**Exercise:** Report the number of lines containing "обеспечения", with no other words.

Data entries:
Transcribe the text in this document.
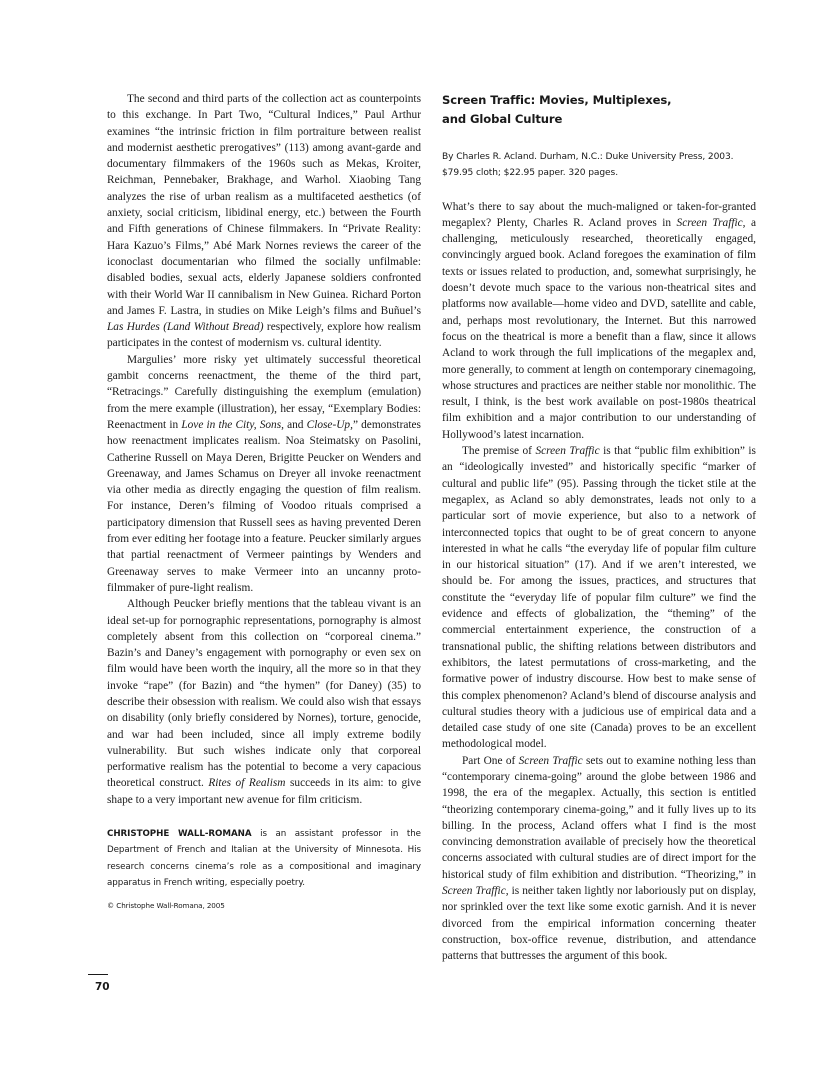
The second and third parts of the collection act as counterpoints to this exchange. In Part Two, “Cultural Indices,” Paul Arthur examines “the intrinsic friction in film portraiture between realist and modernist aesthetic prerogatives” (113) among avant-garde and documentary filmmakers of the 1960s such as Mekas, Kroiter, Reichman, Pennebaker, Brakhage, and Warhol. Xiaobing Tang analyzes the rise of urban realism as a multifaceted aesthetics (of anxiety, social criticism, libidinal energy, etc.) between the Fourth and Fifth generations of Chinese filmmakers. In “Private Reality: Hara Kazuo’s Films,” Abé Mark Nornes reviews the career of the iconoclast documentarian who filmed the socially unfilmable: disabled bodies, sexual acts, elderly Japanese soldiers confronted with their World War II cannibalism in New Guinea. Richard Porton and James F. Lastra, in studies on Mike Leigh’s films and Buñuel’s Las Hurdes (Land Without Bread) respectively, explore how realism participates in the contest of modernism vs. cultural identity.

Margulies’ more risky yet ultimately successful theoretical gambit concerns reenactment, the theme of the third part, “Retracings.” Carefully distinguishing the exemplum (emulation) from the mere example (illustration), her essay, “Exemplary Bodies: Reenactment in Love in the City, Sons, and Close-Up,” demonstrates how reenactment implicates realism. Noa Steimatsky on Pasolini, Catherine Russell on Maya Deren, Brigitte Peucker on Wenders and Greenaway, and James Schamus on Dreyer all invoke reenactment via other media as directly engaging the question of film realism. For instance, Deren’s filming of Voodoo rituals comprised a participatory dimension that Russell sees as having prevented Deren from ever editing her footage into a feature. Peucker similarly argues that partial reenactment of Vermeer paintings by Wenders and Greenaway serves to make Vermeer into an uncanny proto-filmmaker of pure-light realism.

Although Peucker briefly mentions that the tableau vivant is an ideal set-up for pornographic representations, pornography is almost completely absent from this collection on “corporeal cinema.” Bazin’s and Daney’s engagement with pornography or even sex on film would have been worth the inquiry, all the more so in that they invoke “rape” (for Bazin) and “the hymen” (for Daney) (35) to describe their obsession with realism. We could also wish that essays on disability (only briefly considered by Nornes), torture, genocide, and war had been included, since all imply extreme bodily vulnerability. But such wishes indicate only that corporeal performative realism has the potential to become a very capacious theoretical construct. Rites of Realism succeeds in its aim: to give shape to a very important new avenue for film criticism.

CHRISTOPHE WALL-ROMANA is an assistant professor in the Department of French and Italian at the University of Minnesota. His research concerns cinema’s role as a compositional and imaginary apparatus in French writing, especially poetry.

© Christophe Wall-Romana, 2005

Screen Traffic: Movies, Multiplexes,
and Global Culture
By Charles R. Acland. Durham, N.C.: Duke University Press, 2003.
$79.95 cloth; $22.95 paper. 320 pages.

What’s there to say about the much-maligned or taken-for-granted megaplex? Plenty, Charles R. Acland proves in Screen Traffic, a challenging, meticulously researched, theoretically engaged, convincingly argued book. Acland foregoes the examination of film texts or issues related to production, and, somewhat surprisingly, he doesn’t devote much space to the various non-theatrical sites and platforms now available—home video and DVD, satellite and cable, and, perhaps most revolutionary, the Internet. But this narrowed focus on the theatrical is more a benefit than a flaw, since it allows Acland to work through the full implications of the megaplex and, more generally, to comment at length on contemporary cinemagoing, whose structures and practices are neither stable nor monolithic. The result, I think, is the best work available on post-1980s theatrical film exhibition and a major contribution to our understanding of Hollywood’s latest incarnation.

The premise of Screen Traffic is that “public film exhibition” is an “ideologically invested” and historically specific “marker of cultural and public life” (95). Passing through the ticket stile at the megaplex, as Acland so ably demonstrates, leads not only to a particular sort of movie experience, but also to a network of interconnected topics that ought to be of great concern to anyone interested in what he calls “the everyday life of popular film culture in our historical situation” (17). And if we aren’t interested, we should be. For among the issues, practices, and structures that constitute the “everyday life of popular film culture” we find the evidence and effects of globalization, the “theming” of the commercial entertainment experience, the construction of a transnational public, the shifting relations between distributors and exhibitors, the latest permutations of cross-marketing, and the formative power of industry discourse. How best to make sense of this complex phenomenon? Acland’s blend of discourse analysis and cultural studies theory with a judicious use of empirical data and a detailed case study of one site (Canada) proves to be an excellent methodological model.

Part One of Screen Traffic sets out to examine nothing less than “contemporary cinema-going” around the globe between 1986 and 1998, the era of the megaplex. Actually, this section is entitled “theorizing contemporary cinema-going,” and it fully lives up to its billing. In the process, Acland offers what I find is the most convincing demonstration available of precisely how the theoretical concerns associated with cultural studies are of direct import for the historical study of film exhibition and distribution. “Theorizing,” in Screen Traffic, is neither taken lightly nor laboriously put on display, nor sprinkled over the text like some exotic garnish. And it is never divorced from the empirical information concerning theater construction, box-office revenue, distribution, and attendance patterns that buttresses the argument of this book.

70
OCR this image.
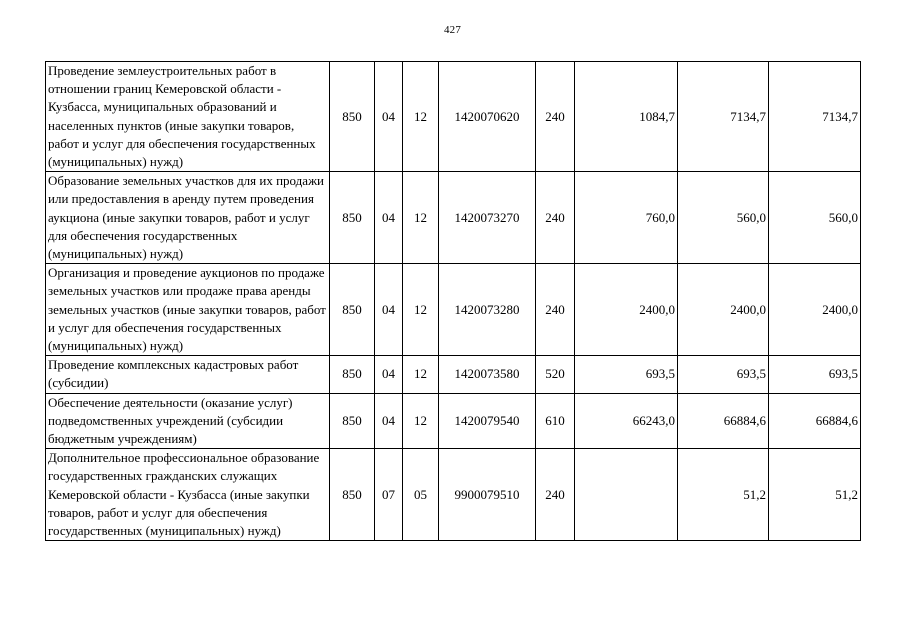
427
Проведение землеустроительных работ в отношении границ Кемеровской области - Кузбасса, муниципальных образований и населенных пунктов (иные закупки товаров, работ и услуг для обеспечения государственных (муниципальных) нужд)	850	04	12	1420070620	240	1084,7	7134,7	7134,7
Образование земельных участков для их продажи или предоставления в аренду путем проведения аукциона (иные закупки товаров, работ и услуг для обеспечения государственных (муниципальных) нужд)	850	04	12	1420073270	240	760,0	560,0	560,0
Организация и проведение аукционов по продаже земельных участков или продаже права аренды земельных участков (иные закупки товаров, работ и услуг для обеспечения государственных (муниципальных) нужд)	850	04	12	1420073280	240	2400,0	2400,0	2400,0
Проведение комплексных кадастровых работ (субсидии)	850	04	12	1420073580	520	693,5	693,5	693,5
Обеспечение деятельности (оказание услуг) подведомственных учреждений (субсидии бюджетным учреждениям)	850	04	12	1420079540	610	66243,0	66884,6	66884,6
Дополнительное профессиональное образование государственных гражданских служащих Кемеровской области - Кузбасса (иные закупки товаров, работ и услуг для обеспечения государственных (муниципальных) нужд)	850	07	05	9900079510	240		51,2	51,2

**Output for this task:** 4